◆ **Aim**:
Tally the lines in the following entries that include the word "clips"; state only the total.

** start of Input data **

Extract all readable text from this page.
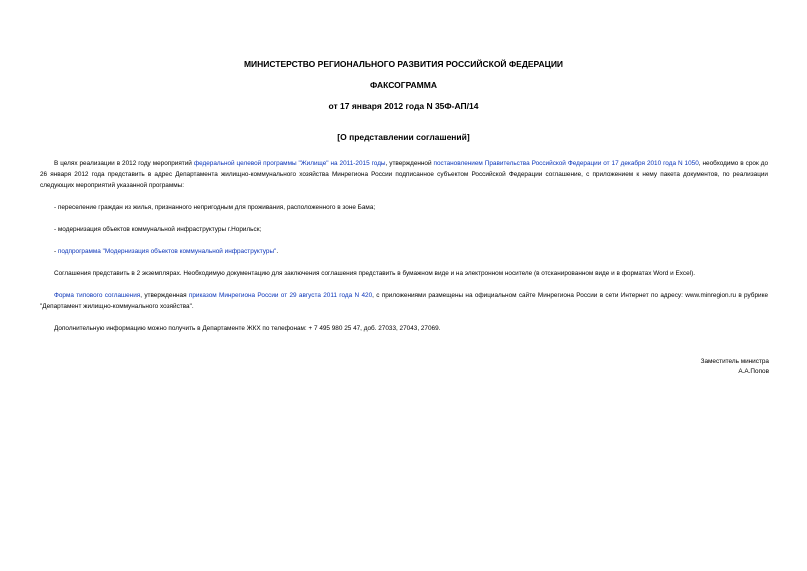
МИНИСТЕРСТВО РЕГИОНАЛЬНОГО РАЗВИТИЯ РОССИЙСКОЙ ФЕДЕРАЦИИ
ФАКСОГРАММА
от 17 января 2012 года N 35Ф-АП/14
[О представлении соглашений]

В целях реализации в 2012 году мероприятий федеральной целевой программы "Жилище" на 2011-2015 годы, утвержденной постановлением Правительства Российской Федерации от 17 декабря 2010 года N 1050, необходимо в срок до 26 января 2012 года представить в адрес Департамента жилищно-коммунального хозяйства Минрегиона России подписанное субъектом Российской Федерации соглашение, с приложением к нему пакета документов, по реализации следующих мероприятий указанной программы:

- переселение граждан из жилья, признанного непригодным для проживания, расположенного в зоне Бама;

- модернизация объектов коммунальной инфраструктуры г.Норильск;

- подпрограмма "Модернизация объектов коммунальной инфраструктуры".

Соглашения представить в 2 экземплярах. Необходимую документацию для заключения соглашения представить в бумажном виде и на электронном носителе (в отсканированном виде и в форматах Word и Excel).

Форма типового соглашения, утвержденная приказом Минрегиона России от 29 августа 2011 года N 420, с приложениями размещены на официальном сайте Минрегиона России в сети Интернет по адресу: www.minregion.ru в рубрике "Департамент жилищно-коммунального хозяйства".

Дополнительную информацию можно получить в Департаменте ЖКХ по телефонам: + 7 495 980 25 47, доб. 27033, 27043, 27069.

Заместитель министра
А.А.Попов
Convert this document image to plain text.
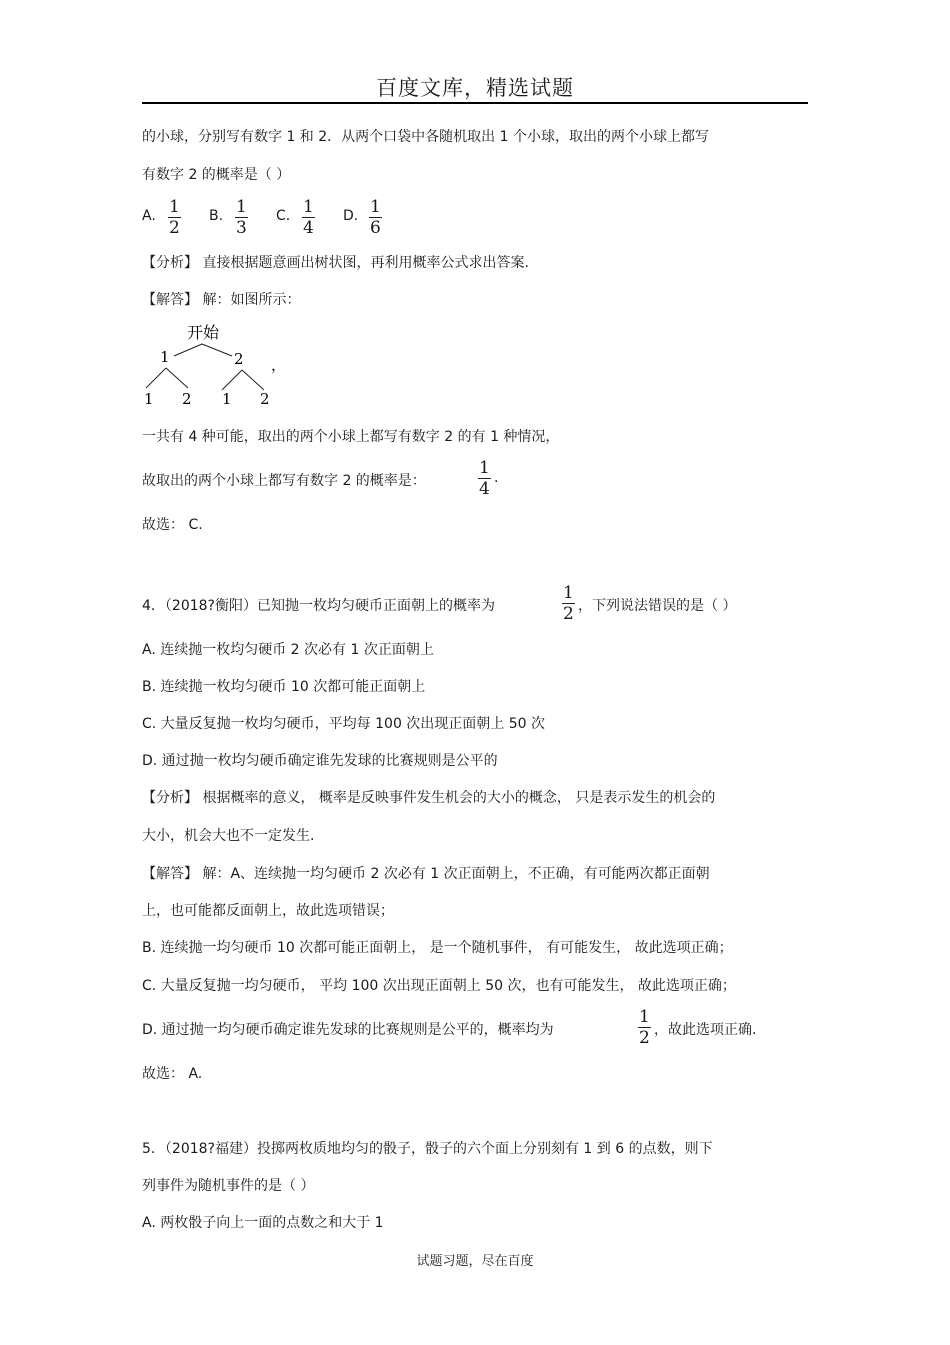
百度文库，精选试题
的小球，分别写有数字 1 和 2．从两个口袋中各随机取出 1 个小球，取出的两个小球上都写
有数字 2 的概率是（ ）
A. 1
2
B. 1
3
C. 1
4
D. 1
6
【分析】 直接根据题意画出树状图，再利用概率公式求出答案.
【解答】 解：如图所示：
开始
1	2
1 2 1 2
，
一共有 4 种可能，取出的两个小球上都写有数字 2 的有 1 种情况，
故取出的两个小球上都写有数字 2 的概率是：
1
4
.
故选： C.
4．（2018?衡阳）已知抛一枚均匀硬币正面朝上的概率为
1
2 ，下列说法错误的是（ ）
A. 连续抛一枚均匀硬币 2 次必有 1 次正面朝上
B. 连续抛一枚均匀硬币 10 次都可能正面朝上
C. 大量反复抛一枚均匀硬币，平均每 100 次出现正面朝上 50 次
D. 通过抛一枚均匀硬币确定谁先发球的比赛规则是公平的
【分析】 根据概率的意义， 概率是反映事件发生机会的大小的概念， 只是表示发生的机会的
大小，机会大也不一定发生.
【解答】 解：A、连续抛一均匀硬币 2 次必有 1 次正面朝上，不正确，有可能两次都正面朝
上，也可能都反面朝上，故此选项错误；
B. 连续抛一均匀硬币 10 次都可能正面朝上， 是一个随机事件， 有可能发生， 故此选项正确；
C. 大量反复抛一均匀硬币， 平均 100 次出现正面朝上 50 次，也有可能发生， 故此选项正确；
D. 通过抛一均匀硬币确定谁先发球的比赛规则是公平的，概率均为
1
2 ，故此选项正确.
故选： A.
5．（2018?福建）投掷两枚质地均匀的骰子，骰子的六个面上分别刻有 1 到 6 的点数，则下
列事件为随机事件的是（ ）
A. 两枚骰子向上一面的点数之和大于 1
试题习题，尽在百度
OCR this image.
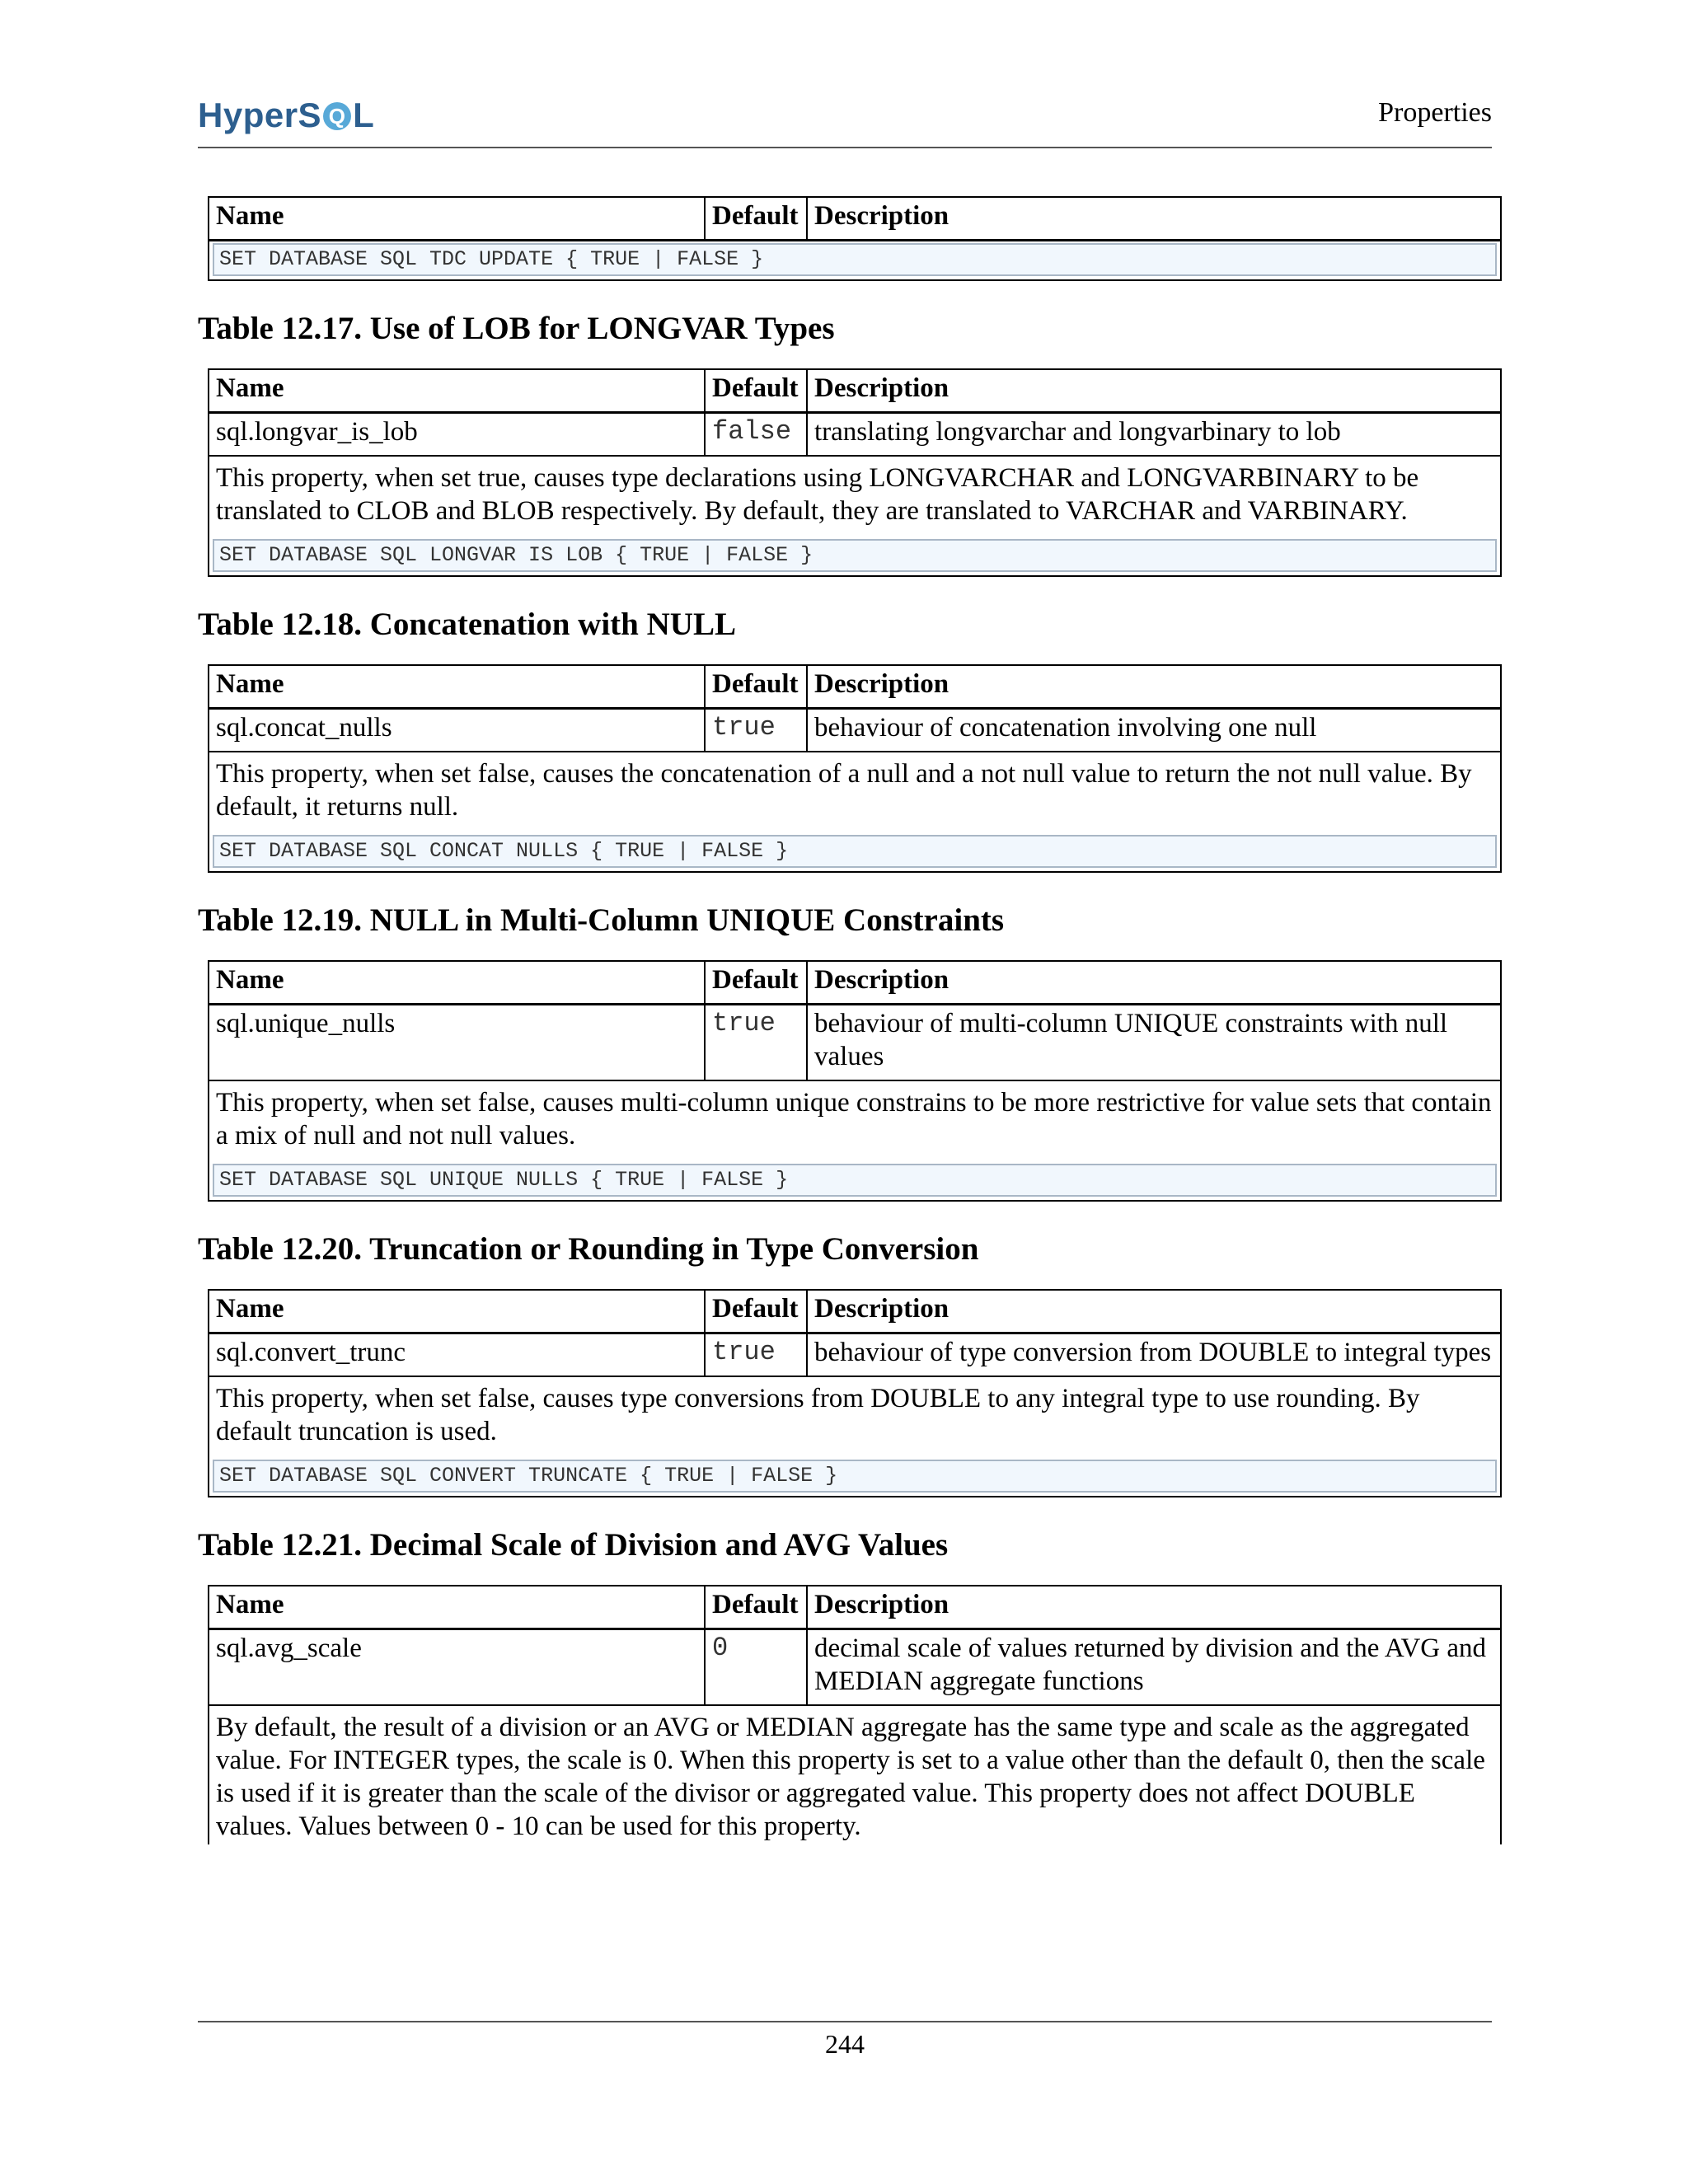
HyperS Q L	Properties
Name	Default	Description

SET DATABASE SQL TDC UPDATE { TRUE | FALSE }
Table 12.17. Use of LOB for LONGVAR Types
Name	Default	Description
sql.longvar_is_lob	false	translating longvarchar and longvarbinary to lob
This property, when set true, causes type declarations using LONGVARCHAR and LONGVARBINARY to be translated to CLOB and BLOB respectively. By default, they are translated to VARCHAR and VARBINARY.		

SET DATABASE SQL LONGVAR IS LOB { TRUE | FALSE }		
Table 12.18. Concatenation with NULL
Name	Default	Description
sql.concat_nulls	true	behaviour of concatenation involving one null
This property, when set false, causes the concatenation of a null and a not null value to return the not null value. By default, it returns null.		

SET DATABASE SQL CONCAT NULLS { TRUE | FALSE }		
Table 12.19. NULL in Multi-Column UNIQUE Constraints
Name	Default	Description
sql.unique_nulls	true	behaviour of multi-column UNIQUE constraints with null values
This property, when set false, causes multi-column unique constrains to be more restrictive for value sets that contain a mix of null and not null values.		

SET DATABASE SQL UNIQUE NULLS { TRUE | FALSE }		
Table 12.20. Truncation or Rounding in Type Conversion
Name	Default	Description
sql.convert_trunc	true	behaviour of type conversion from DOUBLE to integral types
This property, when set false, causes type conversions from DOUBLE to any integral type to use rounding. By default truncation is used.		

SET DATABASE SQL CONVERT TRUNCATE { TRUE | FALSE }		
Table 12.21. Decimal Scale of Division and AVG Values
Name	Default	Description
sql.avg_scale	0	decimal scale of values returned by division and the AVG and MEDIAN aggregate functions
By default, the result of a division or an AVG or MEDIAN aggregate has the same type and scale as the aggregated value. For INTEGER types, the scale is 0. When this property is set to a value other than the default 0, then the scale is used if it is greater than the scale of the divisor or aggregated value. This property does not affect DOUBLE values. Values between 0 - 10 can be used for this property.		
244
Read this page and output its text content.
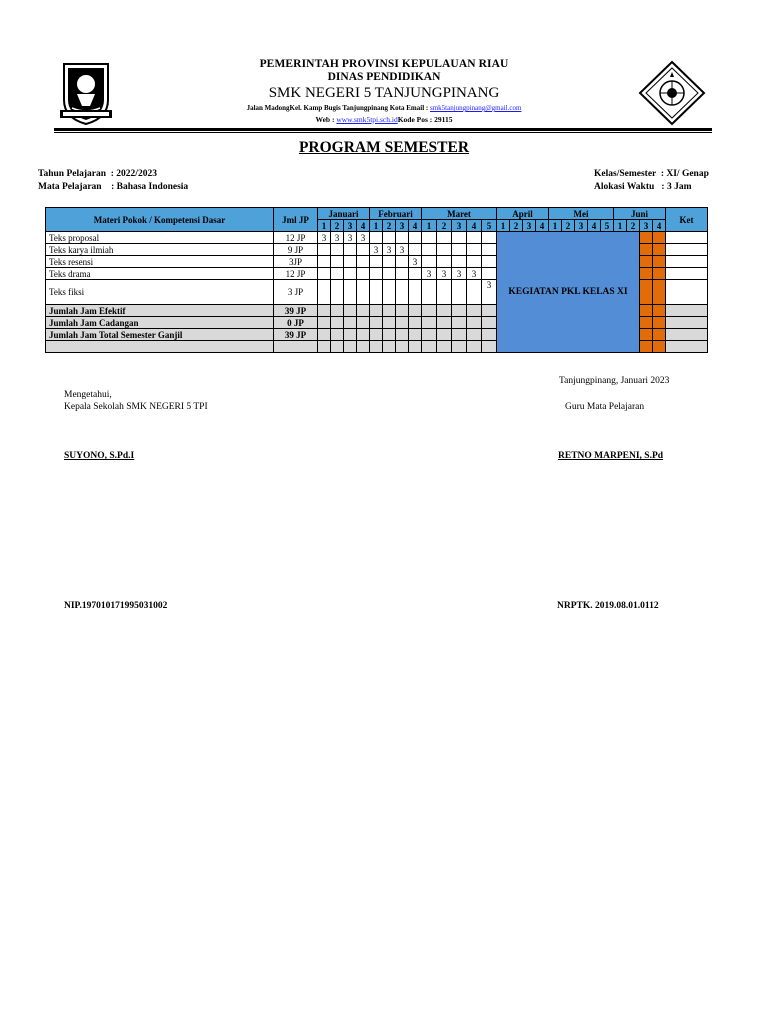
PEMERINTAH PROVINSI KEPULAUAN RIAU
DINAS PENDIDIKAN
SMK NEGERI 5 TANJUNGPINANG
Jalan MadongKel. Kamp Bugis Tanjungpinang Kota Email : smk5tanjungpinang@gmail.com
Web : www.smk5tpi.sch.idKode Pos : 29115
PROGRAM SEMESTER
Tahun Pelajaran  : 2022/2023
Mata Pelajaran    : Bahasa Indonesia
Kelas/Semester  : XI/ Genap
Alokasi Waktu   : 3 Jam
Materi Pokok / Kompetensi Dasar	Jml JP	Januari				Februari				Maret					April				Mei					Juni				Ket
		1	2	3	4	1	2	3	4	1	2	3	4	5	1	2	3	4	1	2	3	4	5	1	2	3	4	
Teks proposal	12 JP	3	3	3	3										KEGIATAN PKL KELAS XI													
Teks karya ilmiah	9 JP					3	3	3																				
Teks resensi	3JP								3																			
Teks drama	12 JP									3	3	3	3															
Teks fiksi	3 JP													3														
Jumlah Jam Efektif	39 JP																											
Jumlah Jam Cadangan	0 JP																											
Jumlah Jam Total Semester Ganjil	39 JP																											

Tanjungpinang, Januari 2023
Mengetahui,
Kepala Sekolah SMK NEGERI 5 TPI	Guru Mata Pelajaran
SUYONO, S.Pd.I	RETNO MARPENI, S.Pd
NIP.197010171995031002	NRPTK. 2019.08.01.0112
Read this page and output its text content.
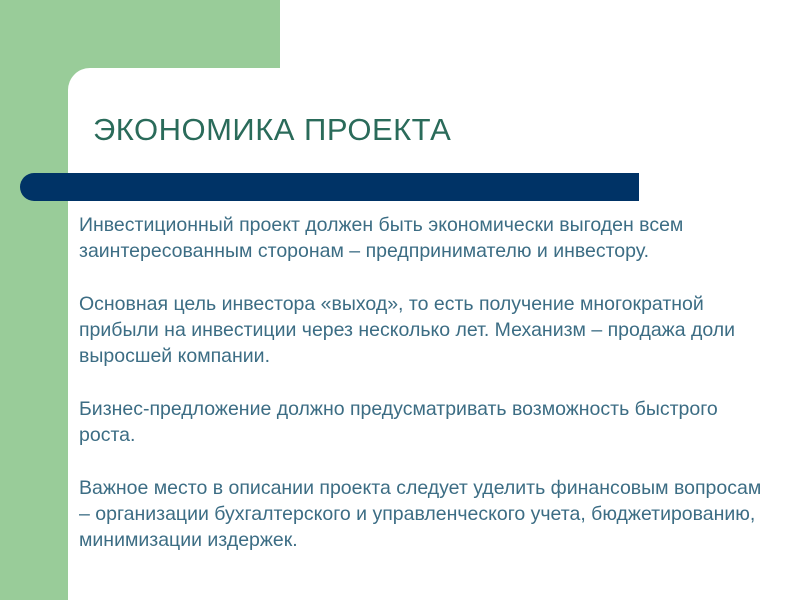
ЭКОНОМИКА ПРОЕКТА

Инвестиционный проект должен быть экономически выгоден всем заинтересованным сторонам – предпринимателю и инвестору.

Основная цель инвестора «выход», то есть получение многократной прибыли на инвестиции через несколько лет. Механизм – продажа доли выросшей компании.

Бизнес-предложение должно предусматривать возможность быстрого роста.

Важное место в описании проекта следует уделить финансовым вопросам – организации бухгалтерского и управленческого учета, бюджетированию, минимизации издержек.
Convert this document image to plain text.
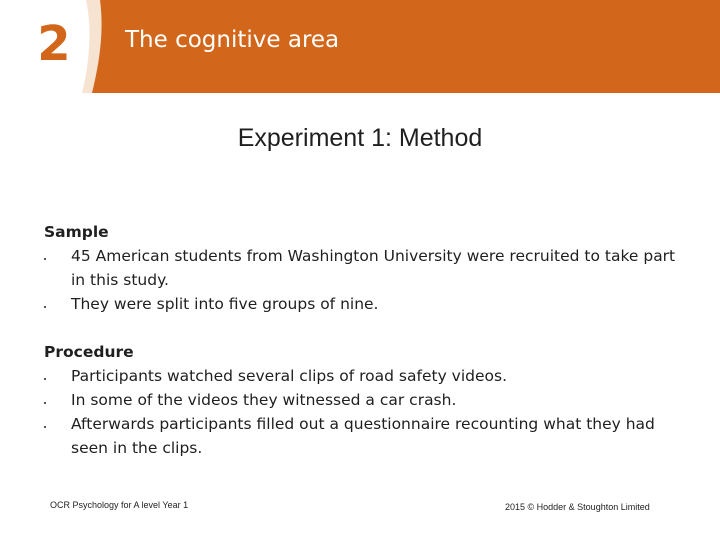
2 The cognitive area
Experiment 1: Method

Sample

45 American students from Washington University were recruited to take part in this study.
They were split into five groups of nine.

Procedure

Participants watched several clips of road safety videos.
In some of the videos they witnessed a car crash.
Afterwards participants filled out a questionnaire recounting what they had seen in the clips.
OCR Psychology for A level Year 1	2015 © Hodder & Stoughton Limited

** end of Input data **

◆ **Complete answer**:
2